[TASK PROMPT]
Calculate how many lines in the following records hold the word "Xong", and report that number without comment.

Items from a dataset
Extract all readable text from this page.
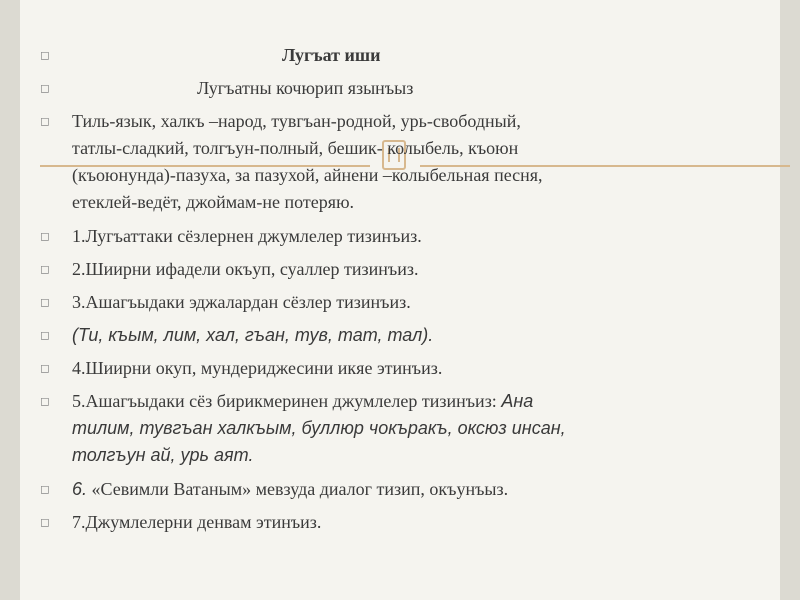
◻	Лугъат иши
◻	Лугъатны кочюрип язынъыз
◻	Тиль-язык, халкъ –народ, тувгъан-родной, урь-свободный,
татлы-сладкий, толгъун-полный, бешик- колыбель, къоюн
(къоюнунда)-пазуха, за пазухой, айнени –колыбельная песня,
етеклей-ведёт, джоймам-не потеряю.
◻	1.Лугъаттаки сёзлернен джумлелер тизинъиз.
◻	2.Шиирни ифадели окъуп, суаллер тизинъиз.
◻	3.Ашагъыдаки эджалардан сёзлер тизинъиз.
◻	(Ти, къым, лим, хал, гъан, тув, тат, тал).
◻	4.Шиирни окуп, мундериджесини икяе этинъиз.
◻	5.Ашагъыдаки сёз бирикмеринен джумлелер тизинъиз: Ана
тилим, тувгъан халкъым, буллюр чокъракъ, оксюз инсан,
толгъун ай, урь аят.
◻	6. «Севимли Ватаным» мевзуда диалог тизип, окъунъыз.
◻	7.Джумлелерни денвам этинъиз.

---

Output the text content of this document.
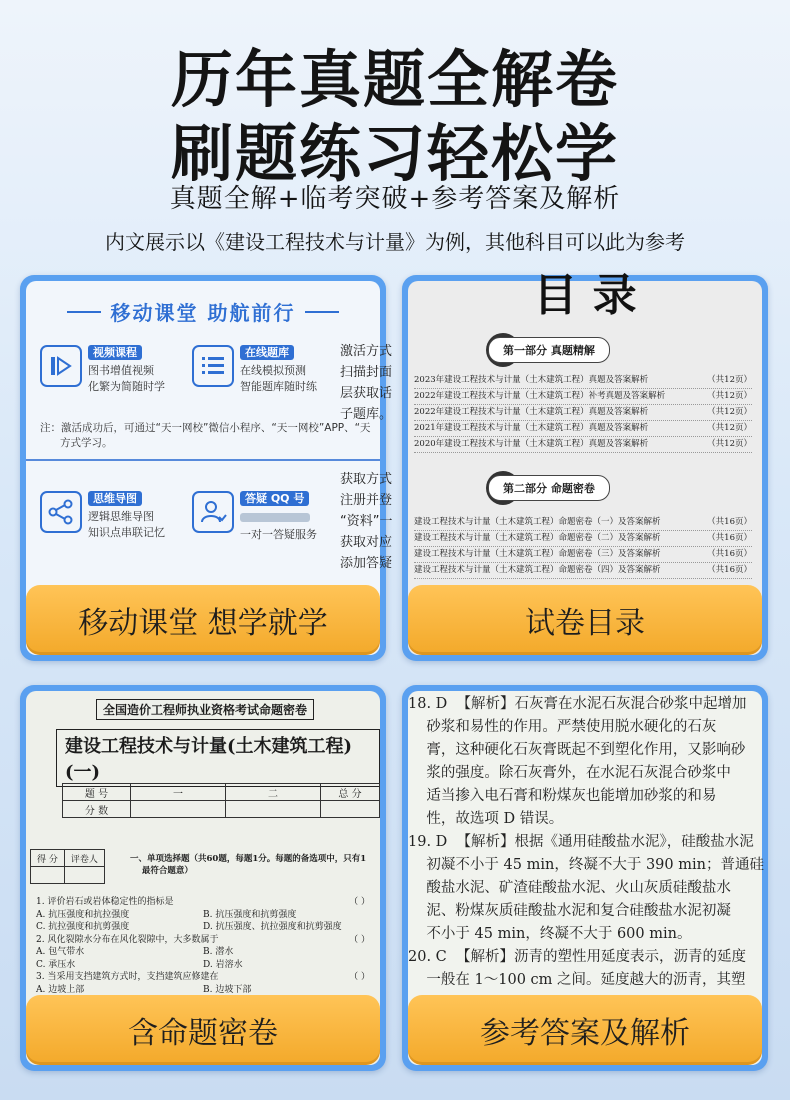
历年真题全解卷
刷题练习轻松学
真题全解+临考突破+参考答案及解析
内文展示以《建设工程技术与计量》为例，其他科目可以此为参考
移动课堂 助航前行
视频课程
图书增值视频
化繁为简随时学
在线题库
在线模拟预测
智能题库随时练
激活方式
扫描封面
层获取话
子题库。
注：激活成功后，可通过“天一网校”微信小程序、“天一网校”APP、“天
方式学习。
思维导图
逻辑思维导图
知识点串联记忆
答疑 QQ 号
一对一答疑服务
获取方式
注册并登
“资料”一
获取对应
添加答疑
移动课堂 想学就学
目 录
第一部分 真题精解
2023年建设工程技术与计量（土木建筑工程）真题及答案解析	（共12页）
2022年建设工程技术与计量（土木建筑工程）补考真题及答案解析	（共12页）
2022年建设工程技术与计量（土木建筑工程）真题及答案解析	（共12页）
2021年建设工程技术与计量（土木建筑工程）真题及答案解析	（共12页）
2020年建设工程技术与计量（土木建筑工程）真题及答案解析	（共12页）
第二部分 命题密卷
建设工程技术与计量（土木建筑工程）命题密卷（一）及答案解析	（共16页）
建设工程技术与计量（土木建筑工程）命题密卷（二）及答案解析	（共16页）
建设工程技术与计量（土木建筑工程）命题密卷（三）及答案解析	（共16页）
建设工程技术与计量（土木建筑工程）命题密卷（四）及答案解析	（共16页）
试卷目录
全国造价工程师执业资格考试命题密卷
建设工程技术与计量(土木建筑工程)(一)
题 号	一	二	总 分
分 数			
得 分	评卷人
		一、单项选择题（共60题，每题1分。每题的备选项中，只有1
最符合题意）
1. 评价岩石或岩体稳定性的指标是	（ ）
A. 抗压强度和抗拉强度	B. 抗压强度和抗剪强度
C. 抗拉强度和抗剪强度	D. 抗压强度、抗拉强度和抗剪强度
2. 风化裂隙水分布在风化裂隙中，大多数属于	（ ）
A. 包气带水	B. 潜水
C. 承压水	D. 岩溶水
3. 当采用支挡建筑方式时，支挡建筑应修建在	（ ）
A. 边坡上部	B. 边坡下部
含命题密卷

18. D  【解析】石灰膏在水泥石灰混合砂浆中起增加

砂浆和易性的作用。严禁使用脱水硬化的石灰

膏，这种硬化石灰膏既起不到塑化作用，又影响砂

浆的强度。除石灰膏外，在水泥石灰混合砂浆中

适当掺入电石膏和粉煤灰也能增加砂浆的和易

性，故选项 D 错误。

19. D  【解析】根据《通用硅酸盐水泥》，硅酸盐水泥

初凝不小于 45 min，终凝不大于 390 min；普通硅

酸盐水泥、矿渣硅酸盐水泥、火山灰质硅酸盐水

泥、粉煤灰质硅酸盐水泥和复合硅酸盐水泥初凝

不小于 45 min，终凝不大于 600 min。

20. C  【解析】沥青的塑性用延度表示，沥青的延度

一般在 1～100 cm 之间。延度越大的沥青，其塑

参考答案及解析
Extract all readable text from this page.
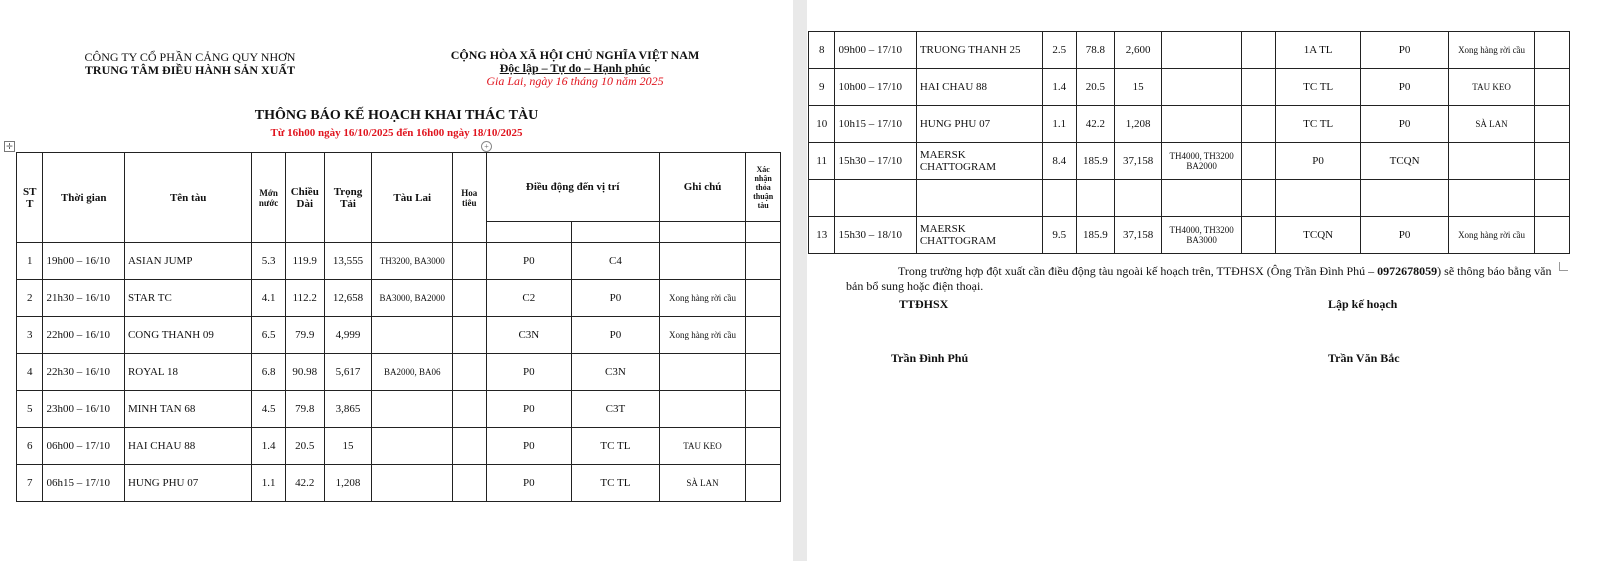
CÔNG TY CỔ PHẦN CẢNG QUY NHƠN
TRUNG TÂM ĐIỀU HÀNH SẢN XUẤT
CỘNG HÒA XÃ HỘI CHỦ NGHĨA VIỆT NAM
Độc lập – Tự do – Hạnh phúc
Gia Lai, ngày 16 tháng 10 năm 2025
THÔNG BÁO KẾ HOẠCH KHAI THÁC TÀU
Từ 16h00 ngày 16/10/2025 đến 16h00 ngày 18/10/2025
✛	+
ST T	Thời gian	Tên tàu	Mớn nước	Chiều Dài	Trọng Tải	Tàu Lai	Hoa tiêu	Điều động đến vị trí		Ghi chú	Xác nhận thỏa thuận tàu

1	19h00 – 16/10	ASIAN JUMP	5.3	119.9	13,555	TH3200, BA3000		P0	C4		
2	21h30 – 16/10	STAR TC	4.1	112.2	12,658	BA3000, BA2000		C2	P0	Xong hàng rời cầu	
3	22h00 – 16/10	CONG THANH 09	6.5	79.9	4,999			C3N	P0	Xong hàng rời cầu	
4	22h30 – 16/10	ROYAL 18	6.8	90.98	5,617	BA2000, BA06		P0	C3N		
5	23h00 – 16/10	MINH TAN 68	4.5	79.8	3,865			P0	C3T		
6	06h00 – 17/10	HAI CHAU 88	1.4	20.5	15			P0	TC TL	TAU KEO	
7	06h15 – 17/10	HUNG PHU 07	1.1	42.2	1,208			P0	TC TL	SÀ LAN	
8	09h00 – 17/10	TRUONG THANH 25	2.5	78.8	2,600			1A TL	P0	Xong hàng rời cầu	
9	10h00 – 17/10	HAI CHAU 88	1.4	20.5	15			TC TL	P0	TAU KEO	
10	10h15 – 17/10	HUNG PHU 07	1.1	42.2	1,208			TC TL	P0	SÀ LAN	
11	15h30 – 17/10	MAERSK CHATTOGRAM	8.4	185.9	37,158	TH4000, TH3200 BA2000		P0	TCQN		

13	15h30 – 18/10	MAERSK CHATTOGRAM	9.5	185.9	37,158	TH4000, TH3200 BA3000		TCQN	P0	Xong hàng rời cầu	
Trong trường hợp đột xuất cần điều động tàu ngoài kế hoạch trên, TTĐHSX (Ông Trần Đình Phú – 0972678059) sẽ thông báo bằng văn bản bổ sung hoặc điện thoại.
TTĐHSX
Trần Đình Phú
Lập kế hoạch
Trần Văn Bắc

[TASK RESPONSE]
4